Start INPUT FOR THIS TASK

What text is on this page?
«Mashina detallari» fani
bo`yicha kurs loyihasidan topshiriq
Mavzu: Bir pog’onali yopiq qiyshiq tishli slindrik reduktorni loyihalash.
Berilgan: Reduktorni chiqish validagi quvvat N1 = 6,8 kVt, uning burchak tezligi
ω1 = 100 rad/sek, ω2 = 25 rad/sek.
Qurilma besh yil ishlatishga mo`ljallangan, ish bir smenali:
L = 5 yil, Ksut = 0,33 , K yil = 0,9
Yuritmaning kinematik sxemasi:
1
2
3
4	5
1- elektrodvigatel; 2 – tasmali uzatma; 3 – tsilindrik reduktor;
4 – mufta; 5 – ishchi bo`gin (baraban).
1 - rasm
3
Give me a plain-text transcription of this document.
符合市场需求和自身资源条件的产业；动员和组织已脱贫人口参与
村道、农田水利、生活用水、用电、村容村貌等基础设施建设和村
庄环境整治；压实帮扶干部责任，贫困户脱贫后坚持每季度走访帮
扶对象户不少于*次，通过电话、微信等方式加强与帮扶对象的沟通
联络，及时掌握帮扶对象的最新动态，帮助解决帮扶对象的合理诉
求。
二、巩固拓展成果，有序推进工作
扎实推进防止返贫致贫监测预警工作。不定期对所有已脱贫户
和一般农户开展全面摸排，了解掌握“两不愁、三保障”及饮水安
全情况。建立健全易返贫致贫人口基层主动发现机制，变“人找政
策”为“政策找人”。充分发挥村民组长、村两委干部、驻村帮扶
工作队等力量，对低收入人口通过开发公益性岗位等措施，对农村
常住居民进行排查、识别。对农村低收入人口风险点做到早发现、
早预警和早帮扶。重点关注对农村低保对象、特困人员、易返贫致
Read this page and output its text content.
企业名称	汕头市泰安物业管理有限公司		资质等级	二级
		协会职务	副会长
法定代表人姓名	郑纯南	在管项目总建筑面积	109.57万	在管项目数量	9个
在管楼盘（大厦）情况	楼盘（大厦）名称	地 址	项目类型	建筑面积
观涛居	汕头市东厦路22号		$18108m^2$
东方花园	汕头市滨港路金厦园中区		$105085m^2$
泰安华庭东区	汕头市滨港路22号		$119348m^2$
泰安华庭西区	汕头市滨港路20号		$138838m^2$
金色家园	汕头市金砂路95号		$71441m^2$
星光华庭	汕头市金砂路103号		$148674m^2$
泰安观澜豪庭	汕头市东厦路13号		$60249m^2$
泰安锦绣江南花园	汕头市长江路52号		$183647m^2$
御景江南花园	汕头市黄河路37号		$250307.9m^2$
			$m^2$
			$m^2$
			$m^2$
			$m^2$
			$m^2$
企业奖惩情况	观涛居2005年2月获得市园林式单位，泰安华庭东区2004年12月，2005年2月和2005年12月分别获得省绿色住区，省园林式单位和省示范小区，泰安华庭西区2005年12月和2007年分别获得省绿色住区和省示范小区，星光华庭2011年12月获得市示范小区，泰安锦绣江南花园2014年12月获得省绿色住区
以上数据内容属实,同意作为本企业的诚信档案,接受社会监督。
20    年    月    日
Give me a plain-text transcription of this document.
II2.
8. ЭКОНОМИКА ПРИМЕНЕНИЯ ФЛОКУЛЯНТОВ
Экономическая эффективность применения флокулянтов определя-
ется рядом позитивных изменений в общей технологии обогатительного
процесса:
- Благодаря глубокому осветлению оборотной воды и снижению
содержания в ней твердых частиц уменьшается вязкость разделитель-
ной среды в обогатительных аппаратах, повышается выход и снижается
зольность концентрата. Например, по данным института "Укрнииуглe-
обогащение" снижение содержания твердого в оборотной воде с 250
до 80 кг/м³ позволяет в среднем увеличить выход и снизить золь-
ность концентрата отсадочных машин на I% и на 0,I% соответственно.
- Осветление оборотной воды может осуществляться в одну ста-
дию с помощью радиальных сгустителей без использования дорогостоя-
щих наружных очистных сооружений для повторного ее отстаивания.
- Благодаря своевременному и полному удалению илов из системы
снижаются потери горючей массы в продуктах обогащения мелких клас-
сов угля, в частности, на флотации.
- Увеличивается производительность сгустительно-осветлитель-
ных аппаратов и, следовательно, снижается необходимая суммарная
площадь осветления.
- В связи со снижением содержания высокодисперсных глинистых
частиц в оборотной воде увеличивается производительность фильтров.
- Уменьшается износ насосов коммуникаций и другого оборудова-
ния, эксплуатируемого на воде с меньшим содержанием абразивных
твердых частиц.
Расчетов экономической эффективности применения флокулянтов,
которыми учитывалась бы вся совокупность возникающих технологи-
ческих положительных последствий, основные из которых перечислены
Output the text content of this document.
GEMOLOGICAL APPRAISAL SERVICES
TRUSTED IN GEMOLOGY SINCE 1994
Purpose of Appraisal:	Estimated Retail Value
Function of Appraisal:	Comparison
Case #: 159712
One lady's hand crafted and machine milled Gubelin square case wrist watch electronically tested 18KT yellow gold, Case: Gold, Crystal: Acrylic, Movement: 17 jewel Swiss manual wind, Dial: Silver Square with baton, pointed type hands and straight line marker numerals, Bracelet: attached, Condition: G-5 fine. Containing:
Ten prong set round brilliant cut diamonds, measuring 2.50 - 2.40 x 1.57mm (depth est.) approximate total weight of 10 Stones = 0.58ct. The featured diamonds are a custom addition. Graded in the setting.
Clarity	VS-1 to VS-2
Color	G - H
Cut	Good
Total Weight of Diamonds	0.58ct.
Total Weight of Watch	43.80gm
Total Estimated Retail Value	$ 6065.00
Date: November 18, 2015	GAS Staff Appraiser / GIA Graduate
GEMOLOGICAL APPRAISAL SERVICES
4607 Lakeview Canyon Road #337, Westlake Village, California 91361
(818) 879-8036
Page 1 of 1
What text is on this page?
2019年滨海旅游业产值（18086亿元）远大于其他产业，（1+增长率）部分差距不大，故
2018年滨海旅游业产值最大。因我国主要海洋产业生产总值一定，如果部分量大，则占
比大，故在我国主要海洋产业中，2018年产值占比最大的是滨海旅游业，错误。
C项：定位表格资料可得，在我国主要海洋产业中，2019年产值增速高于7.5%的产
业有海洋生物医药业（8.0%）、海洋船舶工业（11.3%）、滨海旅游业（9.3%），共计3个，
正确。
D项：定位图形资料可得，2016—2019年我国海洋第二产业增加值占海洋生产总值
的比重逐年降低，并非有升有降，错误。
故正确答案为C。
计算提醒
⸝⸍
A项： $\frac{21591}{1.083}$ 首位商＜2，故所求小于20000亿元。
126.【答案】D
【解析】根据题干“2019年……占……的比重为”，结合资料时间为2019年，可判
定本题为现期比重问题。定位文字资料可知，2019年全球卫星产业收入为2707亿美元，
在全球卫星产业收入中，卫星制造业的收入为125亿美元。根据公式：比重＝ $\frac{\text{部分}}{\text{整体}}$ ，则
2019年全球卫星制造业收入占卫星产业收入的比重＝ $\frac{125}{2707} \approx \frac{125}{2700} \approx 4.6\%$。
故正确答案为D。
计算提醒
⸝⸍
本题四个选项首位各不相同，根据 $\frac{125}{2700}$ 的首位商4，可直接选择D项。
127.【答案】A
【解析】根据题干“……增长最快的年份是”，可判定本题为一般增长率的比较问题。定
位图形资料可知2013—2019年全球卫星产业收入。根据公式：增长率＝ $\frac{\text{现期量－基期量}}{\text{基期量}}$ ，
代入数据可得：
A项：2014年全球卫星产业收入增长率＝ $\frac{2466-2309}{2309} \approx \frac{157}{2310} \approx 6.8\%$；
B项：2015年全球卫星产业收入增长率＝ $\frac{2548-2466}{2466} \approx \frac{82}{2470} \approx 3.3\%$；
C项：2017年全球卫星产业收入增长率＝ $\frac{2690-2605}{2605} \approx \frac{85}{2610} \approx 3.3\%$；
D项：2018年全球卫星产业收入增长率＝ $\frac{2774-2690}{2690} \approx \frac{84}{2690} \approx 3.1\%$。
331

End INPUT FOR THIS TASK

Go through the material above and copy each line that has the word "частиц".

### WRITTEN SOLUTION
содержания в ней твердых частиц уменьшается вязкость разделитель-
частиц в оборотной воде увеличивается производительность фильтров.
твердых частиц.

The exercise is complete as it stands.